[Stored data entries]
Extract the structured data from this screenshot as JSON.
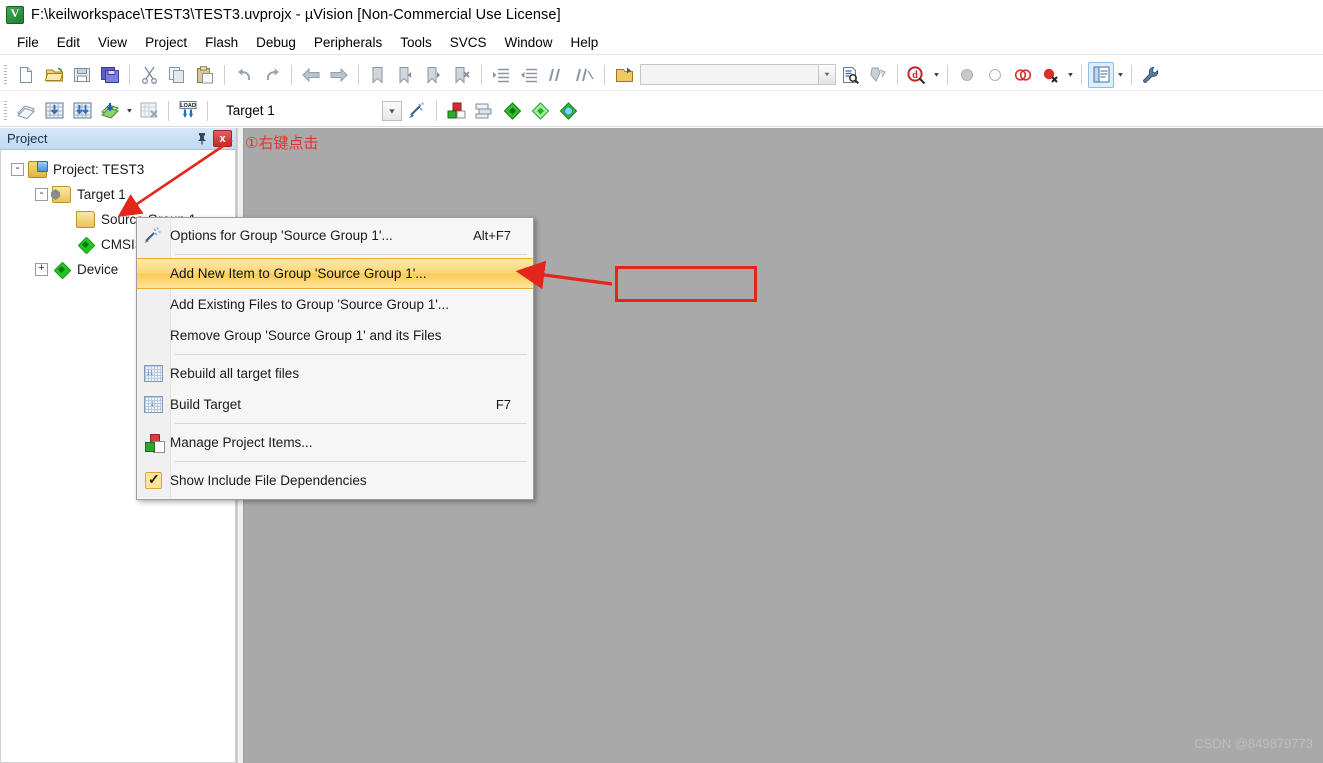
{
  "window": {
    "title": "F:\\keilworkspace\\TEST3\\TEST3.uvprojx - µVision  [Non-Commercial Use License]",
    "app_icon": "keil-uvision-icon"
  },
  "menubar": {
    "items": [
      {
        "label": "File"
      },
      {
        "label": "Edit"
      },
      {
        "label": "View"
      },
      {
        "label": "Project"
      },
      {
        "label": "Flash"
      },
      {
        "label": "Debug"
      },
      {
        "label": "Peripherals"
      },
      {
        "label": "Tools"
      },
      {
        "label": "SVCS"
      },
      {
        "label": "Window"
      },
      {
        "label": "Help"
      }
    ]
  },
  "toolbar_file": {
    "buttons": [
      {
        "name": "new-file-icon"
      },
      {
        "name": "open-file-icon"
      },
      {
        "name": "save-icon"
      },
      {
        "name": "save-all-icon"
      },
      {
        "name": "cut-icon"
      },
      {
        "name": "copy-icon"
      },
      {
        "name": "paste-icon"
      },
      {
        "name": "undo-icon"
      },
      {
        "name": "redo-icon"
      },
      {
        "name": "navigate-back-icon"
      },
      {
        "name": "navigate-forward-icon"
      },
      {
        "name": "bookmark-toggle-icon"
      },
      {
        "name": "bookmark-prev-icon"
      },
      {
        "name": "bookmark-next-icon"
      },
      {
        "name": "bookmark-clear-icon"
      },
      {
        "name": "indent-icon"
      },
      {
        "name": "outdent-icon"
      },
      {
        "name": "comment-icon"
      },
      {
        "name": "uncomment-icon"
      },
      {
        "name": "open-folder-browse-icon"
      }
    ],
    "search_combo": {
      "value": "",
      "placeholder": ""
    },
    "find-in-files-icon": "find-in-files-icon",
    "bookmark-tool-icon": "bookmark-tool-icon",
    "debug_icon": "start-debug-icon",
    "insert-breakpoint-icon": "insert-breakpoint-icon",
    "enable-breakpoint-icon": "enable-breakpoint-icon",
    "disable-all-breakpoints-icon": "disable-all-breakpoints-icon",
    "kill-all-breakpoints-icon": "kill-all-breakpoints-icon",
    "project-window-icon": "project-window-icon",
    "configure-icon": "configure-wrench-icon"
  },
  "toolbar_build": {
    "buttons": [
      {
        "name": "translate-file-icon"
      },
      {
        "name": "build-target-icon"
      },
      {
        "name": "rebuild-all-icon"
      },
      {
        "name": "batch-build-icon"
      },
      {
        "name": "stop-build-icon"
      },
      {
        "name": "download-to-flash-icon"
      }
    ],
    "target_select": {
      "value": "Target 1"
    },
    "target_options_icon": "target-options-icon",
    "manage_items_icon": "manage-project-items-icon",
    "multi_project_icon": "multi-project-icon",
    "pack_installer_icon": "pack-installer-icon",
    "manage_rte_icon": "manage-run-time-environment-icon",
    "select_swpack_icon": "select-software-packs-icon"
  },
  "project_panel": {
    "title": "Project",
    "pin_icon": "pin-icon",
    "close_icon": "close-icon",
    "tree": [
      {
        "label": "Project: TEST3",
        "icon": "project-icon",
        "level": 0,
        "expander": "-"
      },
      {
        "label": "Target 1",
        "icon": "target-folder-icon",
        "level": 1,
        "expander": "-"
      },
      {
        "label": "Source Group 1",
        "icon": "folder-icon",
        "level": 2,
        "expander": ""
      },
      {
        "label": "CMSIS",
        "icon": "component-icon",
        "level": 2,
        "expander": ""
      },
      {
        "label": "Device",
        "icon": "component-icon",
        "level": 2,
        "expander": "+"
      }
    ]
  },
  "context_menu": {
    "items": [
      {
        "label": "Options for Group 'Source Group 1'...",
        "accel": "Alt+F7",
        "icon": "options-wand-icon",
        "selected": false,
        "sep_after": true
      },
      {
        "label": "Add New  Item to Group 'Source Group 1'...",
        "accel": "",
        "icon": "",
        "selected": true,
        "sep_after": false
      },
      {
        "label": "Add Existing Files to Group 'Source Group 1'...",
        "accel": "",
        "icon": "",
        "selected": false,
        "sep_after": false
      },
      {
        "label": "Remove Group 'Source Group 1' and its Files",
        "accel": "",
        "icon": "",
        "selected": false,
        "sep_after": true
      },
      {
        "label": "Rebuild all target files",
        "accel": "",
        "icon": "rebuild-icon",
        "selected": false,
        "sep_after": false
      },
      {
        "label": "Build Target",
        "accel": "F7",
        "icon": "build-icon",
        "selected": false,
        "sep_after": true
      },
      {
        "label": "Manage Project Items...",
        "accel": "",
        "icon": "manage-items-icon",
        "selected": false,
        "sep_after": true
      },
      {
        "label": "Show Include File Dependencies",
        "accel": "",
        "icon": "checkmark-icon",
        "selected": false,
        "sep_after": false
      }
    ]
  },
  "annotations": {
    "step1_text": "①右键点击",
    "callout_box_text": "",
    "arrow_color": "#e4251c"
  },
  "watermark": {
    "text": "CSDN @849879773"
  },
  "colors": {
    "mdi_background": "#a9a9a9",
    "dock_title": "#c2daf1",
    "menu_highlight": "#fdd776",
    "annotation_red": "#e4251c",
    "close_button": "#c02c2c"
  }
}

Task prompt - Could you repeat all of the material exactly? Pictures should not be copied.

The reply -
Extract the structured data from this screenshot as JSON.
{
  "window": {
    "title": "F:\\keilworkspace\\TEST3\\TEST3.uvprojx - µVision  [Non-Commercial Use License]",
    "app_icon": "keil-uvision-icon"
  },
  "menubar": {
    "items": [
      {
        "label": "File"
      },
      {
        "label": "Edit"
      },
      {
        "label": "View"
      },
      {
        "label": "Project"
      },
      {
        "label": "Flash"
      },
      {
        "label": "Debug"
      },
      {
        "label": "Peripherals"
      },
      {
        "label": "Tools"
      },
      {
        "label": "SVCS"
      },
      {
        "label": "Window"
      },
      {
        "label": "Help"
      }
    ]
  },
  "toolbar_file": {
    "buttons": [
      {
        "name": "new-file-icon"
      },
      {
        "name": "open-file-icon"
      },
      {
        "name": "save-icon"
      },
      {
        "name": "save-all-icon"
      },
      {
        "name": "cut-icon"
      },
      {
        "name": "copy-icon"
      },
      {
        "name": "paste-icon"
      },
      {
        "name": "undo-icon"
      },
      {
        "name": "redo-icon"
      },
      {
        "name": "navigate-back-icon"
      },
      {
        "name": "navigate-forward-icon"
      },
      {
        "name": "bookmark-toggle-icon"
      },
      {
        "name": "bookmark-prev-icon"
      },
      {
        "name": "bookmark-next-icon"
      },
      {
        "name": "bookmark-clear-icon"
      },
      {
        "name": "indent-icon"
      },
      {
        "name": "outdent-icon"
      },
      {
        "name": "comment-icon"
      },
      {
        "name": "uncomment-icon"
      },
      {
        "name": "open-folder-browse-icon"
      }
    ],
    "search_combo": {
      "value": "",
      "placeholder": ""
    },
    "find-in-files-icon": "find-in-files-icon",
    "bookmark-tool-icon": "bookmark-tool-icon",
    "debug_icon": "start-debug-icon",
    "insert-breakpoint-icon": "insert-breakpoint-icon",
    "enable-breakpoint-icon": "enable-breakpoint-icon",
    "disable-all-breakpoints-icon": "disable-all-breakpoints-icon",
    "kill-all-breakpoints-icon": "kill-all-breakpoints-icon",
    "project-window-icon": "project-window-icon",
    "configure-icon": "configure-wrench-icon"
  },
  "toolbar_build": {
    "buttons": [
      {
        "name": "translate-file-icon"
      },
      {
        "name": "build-target-icon"
      },
      {
        "name": "rebuild-all-icon"
      },
      {
        "name": "batch-build-icon"
      },
      {
        "name": "stop-build-icon"
      },
      {
        "name": "download-to-flash-icon"
      }
    ],
    "target_select": {
      "value": "Target 1"
    },
    "target_options_icon": "target-options-icon",
    "manage_items_icon": "manage-project-items-icon",
    "multi_project_icon": "multi-project-icon",
    "pack_installer_icon": "pack-installer-icon",
    "manage_rte_icon": "manage-run-time-environment-icon",
    "select_swpack_icon": "select-software-packs-icon"
  },
  "project_panel": {
    "title": "Project",
    "pin_icon": "pin-icon",
    "close_icon": "close-icon",
    "tree": [
      {
        "label": "Project: TEST3",
        "icon": "project-icon",
        "level": 0,
        "expander": "-"
      },
      {
        "label": "Target 1",
        "icon": "target-folder-icon",
        "level": 1,
        "expander": "-"
      },
      {
        "label": "Source Group 1",
        "icon": "folder-icon",
        "level": 2,
        "expander": ""
      },
      {
        "label": "CMSIS",
        "icon": "component-icon",
        "level": 2,
        "expander": ""
      },
      {
        "label": "Device",
        "icon": "component-icon",
        "level": 2,
        "expander": "+"
      }
    ]
  },
  "context_menu": {
    "items": [
      {
        "label": "Options for Group 'Source Group 1'...",
        "accel": "Alt+F7",
        "icon": "options-wand-icon",
        "selected": false,
        "sep_after": true
      },
      {
        "label": "Add New  Item to Group 'Source Group 1'...",
        "accel": "",
        "icon": "",
        "selected": true,
        "sep_after": false
      },
      {
        "label": "Add Existing Files to Group 'Source Group 1'...",
        "accel": "",
        "icon": "",
        "selected": false,
        "sep_after": false
      },
      {
        "label": "Remove Group 'Source Group 1' and its Files",
        "accel": "",
        "icon": "",
        "selected": false,
        "sep_after": true
      },
      {
        "label": "Rebuild all target files",
        "accel": "",
        "icon": "rebuild-icon",
        "selected": false,
        "sep_after": false
      },
      {
        "label": "Build Target",
        "accel": "F7",
        "icon": "build-icon",
        "selected": false,
        "sep_after": true
      },
      {
        "label": "Manage Project Items...",
        "accel": "",
        "icon": "manage-items-icon",
        "selected": false,
        "sep_after": true
      },
      {
        "label": "Show Include File Dependencies",
        "accel": "",
        "icon": "checkmark-icon",
        "selected": false,
        "sep_after": false
      }
    ]
  },
  "annotations": {
    "step1_text": "①右键点击",
    "callout_box_text": "",
    "arrow_color": "#e4251c"
  },
  "watermark": {
    "text": "CSDN @849879773"
  },
  "colors": {
    "mdi_background": "#a9a9a9",
    "dock_title": "#c2daf1",
    "menu_highlight": "#fdd776",
    "annotation_red": "#e4251c",
    "close_button": "#c02c2c"
  }
}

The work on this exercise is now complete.